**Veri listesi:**
◇ ◇ ◇ ◇

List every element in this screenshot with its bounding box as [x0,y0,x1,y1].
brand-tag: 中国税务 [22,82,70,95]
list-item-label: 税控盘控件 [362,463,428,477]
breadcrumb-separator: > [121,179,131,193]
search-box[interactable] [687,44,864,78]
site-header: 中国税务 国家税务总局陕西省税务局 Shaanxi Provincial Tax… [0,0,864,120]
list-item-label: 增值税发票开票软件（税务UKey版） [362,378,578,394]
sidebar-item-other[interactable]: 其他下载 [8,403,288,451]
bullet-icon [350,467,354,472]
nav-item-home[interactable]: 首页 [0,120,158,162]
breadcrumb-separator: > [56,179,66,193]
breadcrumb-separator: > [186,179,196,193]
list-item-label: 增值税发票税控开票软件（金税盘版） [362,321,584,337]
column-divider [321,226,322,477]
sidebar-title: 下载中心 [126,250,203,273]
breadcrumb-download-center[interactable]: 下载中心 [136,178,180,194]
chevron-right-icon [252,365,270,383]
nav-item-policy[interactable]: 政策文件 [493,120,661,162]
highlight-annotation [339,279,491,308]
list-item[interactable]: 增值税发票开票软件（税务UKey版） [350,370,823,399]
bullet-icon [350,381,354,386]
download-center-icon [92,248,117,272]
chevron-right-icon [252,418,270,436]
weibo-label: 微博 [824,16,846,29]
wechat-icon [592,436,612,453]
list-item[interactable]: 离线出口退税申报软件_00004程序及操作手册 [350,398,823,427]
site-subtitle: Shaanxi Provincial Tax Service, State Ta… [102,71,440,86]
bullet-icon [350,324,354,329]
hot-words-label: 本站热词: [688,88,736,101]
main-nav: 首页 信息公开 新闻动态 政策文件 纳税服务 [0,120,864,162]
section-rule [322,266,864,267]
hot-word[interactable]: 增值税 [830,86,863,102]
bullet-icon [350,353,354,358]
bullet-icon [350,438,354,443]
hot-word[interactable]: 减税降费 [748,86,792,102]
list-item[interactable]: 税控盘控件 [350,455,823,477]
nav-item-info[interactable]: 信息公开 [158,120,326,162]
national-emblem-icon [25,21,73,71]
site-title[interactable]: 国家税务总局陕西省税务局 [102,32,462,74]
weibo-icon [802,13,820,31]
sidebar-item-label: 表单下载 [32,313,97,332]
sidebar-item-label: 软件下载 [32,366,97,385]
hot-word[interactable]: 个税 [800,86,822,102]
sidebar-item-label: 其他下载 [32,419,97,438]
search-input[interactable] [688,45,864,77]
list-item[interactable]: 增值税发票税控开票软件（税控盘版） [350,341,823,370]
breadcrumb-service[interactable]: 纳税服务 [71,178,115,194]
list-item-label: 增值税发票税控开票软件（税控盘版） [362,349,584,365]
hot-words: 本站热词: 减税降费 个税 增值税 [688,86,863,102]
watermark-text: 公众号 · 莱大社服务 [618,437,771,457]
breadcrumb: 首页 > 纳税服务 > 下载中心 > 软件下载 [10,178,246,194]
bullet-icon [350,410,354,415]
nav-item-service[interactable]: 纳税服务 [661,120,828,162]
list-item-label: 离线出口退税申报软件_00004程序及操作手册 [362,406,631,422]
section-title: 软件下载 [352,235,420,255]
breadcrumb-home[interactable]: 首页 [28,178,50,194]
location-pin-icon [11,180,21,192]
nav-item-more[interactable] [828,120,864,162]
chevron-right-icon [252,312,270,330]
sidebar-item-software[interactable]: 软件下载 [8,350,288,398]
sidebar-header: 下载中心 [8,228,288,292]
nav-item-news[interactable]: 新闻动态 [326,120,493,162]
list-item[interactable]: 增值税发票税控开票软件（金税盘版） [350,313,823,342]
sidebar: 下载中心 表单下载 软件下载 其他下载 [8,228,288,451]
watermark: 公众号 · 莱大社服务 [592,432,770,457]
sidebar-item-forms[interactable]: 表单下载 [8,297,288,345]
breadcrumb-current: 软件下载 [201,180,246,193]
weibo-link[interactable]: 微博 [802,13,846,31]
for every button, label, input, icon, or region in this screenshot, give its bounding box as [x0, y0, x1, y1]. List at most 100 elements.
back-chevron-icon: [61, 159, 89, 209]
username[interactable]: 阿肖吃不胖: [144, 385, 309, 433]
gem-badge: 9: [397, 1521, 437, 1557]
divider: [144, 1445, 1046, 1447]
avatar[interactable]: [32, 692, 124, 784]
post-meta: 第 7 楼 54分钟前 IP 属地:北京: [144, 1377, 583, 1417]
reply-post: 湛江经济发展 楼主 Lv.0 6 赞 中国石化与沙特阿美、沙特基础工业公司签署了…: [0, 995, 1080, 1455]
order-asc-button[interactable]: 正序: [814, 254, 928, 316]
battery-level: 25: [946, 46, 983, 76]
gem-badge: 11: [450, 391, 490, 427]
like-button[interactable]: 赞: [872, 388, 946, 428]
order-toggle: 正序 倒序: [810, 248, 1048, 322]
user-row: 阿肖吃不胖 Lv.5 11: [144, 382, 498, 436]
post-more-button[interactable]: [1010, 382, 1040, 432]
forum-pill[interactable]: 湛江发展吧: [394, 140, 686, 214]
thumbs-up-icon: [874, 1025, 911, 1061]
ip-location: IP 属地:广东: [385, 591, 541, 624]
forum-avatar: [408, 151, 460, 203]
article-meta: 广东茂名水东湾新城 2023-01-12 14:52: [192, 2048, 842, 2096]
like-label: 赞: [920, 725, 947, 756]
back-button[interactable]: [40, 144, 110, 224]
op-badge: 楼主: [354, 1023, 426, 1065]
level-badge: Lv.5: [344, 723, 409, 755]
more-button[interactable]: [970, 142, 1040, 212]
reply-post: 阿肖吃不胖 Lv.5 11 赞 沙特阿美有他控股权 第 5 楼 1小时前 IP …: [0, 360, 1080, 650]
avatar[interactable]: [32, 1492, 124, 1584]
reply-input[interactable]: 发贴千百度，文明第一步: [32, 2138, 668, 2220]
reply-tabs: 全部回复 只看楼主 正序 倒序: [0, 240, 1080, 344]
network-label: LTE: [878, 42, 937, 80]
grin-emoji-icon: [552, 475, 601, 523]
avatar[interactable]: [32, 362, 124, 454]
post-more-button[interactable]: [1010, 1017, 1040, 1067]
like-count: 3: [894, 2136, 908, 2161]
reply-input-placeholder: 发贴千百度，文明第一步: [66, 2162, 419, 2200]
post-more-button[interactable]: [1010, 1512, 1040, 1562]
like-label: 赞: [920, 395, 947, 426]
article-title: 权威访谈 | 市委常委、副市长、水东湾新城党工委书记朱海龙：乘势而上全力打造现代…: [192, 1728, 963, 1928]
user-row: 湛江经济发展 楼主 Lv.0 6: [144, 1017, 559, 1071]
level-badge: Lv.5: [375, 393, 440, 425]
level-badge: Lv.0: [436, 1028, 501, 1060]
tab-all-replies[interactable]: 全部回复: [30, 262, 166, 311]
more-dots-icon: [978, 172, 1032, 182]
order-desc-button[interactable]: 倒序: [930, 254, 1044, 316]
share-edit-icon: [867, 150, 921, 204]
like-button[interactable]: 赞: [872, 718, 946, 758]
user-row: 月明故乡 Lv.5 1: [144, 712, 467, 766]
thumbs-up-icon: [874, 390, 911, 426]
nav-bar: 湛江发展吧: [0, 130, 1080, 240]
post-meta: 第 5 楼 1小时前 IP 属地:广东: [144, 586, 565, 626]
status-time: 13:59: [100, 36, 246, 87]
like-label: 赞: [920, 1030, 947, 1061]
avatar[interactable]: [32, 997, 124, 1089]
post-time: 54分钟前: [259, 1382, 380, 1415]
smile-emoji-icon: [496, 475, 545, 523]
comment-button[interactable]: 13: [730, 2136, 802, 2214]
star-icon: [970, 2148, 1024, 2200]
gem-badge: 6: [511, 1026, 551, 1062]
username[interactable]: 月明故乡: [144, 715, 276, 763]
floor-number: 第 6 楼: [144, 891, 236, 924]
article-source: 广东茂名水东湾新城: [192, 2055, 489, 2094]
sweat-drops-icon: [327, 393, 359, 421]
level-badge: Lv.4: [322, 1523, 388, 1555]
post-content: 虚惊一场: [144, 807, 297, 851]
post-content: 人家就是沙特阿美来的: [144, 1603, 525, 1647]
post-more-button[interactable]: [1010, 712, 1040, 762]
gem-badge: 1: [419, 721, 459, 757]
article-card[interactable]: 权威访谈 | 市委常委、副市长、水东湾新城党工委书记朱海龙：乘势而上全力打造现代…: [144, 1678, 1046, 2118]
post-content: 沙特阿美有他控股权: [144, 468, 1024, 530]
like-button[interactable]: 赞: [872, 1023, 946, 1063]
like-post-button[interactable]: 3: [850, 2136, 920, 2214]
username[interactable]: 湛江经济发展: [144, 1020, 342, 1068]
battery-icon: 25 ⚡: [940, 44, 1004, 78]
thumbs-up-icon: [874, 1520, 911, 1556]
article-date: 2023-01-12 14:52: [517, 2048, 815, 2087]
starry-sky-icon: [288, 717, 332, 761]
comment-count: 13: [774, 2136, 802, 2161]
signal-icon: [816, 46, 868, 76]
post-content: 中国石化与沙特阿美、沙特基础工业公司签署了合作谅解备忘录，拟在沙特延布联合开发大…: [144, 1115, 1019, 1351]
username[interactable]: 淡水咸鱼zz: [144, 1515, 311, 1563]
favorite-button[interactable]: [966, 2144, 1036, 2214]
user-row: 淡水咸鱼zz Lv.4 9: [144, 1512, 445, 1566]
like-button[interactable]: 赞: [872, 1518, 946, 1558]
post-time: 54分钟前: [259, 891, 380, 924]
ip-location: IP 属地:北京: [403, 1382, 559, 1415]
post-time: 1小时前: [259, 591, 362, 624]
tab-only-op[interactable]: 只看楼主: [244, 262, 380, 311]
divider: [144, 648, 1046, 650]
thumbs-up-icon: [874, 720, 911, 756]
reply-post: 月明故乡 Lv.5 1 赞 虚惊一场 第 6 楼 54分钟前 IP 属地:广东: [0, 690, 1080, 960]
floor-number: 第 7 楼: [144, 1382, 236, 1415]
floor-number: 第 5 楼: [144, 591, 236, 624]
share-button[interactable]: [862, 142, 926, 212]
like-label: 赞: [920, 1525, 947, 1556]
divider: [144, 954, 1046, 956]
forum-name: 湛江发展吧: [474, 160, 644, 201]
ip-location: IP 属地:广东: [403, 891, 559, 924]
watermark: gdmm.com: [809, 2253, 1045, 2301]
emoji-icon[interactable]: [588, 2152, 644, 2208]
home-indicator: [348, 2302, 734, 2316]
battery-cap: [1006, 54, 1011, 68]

◇ ◇ ◇ ◇

Yukarıdaki veri listesinin başından "nav-item-home[interactable]: 首页 [0,120,158,162]" içeren satıra kadar (o satır dahil) olan satırları, boş satırları atlayarak numaralı liste hâlinde düzenleyin.

**Görevin çözümü:**
1. List every element in this screenshot with its bounding box as [x0,y0,x1,y1].
2. brand-tag: 中国税务 [22,82,70,95]
3. list-item-label: 税控盘控件 [362,463,428,477]
4. breadcrumb-separator: > [121,179,131,193]
5. search-box[interactable] [687,44,864,78]
6. site-header: 中国税务 国家税务总局陕西省税务局 Shaanxi Provincial Tax… [0,0,864,120]
7. list-item-label: 增值税发票开票软件（税务UKey版） [362,378,578,394]
8. sidebar-item-other[interactable]: 其他下载 [8,403,288,451]
9. bullet-icon [350,467,354,472]
10. nav-item-home[interactable]: 首页 [0,120,158,162]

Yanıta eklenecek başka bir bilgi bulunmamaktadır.